WHAT IS NEEDED: Your task is to copy the listing exactly, with the pictures left out.

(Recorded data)
━━━━━━━━━━━━━━━━

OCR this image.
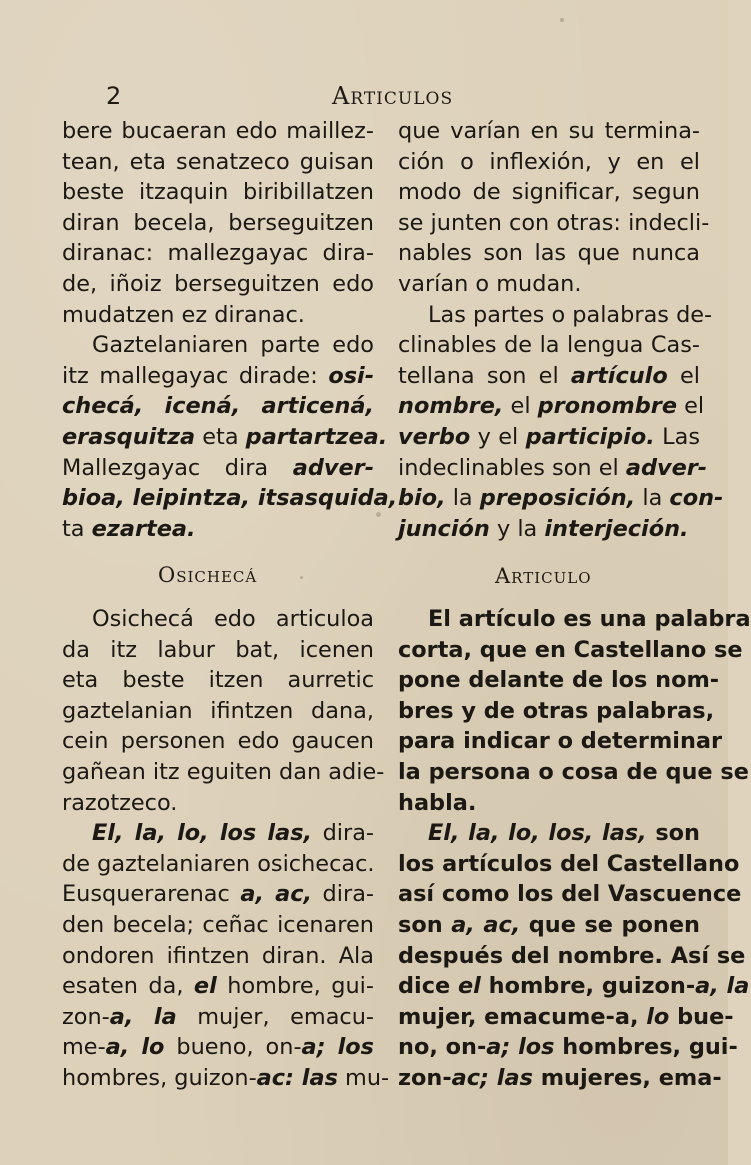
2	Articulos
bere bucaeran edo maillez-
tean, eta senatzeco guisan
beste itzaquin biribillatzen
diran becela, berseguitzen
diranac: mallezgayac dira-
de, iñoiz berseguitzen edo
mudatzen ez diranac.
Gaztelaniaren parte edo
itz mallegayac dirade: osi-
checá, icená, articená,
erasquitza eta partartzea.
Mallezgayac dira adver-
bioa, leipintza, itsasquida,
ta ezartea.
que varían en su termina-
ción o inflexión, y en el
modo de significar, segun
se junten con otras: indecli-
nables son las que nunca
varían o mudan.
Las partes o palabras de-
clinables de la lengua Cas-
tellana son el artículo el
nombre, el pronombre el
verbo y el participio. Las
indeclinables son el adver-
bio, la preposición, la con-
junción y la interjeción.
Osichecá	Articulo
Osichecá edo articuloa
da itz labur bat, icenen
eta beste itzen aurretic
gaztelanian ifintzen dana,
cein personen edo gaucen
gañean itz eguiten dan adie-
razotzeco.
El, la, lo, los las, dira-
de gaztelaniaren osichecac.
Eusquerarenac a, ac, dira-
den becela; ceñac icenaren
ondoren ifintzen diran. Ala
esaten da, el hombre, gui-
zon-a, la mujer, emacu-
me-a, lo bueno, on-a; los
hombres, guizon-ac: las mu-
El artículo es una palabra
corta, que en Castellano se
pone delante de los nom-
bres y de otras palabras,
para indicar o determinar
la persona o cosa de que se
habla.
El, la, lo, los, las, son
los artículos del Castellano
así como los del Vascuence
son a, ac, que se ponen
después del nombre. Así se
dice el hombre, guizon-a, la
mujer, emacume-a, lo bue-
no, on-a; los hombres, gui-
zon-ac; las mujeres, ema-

━━━━━━━━━━━━━━━━

REPLY TO THE EXERCISE:
OCR this image.
2	Articulos
bere bucaeran edo maillez-
tean, eta senatzeco guisan
beste itzaquin biribillatzen
diran becela, berseguitzen
diranac: mallezgayac dira-
de, iñoiz berseguitzen edo
mudatzen ez diranac.
Gaztelaniaren parte edo
itz mallegayac dirade: osi-
checá, icená, articená,
erasquitza eta partartzea.
Mallezgayac dira adver-
bioa, leipintza, itsasquida,
ta ezartea.
que varían en su termina-
ción o inflexión, y en el
modo de significar, segun
se junten con otras: indecli-
nables son las que nunca
varían o mudan.
Las partes o palabras de-
clinables de la lengua Cas-
tellana son el artículo el
nombre, el pronombre el
verbo y el participio. Las
indeclinables son el adver-
bio, la preposición, la con-
junción y la interjeción.
Osichecá	Articulo
Osichecá edo articuloa
da itz labur bat, icenen
eta beste itzen aurretic
gaztelanian ifintzen dana,
cein personen edo gaucen
gañean itz eguiten dan adie-
razotzeco.
El, la, lo, los las, dira-
de gaztelaniaren osichecac.
Eusquerarenac a, ac, dira-
den becela; ceñac icenaren
ondoren ifintzen diran. Ala
esaten da, el hombre, gui-
zon-a, la mujer, emacu-
me-a, lo bueno, on-a; los
hombres, guizon-ac: las mu-
El artículo es una palabra
corta, que en Castellano se
pone delante de los nom-
bres y de otras palabras,
para indicar o determinar
la persona o cosa de que se
habla.
El, la, lo, los, las, son
los artículos del Castellano
así como los del Vascuence
son a, ac, que se ponen
después del nombre. Así se
dice el hombre, guizon-a, la
mujer, emacume-a, lo bue-
no, on-a; los hombres, gui-
zon-ac; las mujeres, ema-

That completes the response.